╔══

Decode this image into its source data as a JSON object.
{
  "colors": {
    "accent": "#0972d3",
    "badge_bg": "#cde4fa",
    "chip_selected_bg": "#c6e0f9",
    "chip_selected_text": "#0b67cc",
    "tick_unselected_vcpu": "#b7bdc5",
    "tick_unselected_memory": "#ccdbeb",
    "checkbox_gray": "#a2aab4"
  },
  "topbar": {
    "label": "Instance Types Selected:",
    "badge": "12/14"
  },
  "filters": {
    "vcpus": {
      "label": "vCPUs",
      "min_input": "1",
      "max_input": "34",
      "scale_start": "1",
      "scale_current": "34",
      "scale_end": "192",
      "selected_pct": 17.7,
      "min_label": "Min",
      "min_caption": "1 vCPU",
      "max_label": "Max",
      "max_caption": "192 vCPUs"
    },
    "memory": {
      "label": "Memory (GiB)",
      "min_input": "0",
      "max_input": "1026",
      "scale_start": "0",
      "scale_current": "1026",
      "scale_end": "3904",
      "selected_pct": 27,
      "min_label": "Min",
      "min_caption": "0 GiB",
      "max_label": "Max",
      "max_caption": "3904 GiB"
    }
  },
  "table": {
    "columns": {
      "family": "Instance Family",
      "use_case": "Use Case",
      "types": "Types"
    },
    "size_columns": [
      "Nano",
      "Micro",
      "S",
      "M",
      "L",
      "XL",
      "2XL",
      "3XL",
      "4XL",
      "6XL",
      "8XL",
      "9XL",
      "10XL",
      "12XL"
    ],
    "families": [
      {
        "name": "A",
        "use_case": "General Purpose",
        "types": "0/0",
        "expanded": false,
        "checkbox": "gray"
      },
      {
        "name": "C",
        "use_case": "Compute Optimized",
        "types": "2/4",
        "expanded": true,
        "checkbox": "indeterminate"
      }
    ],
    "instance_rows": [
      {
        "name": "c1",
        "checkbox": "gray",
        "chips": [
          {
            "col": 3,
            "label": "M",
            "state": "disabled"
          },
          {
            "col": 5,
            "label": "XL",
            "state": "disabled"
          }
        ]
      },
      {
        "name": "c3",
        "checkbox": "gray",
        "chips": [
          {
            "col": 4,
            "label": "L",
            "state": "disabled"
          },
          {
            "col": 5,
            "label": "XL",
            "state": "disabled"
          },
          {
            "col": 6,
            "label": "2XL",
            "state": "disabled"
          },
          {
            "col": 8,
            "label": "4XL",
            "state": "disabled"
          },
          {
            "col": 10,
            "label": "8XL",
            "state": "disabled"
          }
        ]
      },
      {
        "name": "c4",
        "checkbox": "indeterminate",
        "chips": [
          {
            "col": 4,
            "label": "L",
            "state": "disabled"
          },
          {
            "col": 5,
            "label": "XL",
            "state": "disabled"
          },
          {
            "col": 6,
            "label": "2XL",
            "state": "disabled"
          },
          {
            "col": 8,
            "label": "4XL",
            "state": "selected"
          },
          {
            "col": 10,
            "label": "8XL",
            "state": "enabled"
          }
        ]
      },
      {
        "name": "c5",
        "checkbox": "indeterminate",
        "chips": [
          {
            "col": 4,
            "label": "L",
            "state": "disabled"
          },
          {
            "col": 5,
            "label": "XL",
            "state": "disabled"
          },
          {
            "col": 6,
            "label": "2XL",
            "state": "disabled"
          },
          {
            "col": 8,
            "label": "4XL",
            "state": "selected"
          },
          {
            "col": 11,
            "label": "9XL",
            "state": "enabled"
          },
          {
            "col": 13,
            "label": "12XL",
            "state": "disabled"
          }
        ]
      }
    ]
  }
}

╚══

Repeat the data above, word for word.

Decode this image into its source data as a JSON object.
{
  "colors": {
    "accent": "#0972d3",
    "badge_bg": "#cde4fa",
    "chip_selected_bg": "#c6e0f9",
    "chip_selected_text": "#0b67cc",
    "tick_unselected_vcpu": "#b7bdc5",
    "tick_unselected_memory": "#ccdbeb",
    "checkbox_gray": "#a2aab4"
  },
  "topbar": {
    "label": "Instance Types Selected:",
    "badge": "12/14"
  },
  "filters": {
    "vcpus": {
      "label": "vCPUs",
      "min_input": "1",
      "max_input": "34",
      "scale_start": "1",
      "scale_current": "34",
      "scale_end": "192",
      "selected_pct": 17.7,
      "min_label": "Min",
      "min_caption": "1 vCPU",
      "max_label": "Max",
      "max_caption": "192 vCPUs"
    },
    "memory": {
      "label": "Memory (GiB)",
      "min_input": "0",
      "max_input": "1026",
      "scale_start": "0",
      "scale_current": "1026",
      "scale_end": "3904",
      "selected_pct": 27,
      "min_label": "Min",
      "min_caption": "0 GiB",
      "max_label": "Max",
      "max_caption": "3904 GiB"
    }
  },
  "table": {
    "columns": {
      "family": "Instance Family",
      "use_case": "Use Case",
      "types": "Types"
    },
    "size_columns": [
      "Nano",
      "Micro",
      "S",
      "M",
      "L",
      "XL",
      "2XL",
      "3XL",
      "4XL",
      "6XL",
      "8XL",
      "9XL",
      "10XL",
      "12XL"
    ],
    "families": [
      {
        "name": "A",
        "use_case": "General Purpose",
        "types": "0/0",
        "expanded": false,
        "checkbox": "gray"
      },
      {
        "name": "C",
        "use_case": "Compute Optimized",
        "types": "2/4",
        "expanded": true,
        "checkbox": "indeterminate"
      }
    ],
    "instance_rows": [
      {
        "name": "c1",
        "checkbox": "gray",
        "chips": [
          {
            "col": 3,
            "label": "M",
            "state": "disabled"
          },
          {
            "col": 5,
            "label": "XL",
            "state": "disabled"
          }
        ]
      },
      {
        "name": "c3",
        "checkbox": "gray",
        "chips": [
          {
            "col": 4,
            "label": "L",
            "state": "disabled"
          },
          {
            "col": 5,
            "label": "XL",
            "state": "disabled"
          },
          {
            "col": 6,
            "label": "2XL",
            "state": "disabled"
          },
          {
            "col": 8,
            "label": "4XL",
            "state": "disabled"
          },
          {
            "col": 10,
            "label": "8XL",
            "state": "disabled"
          }
        ]
      },
      {
        "name": "c4",
        "checkbox": "indeterminate",
        "chips": [
          {
            "col": 4,
            "label": "L",
            "state": "disabled"
          },
          {
            "col": 5,
            "label": "XL",
            "state": "disabled"
          },
          {
            "col": 6,
            "label": "2XL",
            "state": "disabled"
          },
          {
            "col": 8,
            "label": "4XL",
            "state": "selected"
          },
          {
            "col": 10,
            "label": "8XL",
            "state": "enabled"
          }
        ]
      },
      {
        "name": "c5",
        "checkbox": "indeterminate",
        "chips": [
          {
            "col": 4,
            "label": "L",
            "state": "disabled"
          },
          {
            "col": 5,
            "label": "XL",
            "state": "disabled"
          },
          {
            "col": 6,
            "label": "2XL",
            "state": "disabled"
          },
          {
            "col": 8,
            "label": "4XL",
            "state": "selected"
          },
          {
            "col": 11,
            "label": "9XL",
            "state": "enabled"
          },
          {
            "col": 13,
            "label": "12XL",
            "state": "disabled"
          }
        ]
      }
    ]
  }
}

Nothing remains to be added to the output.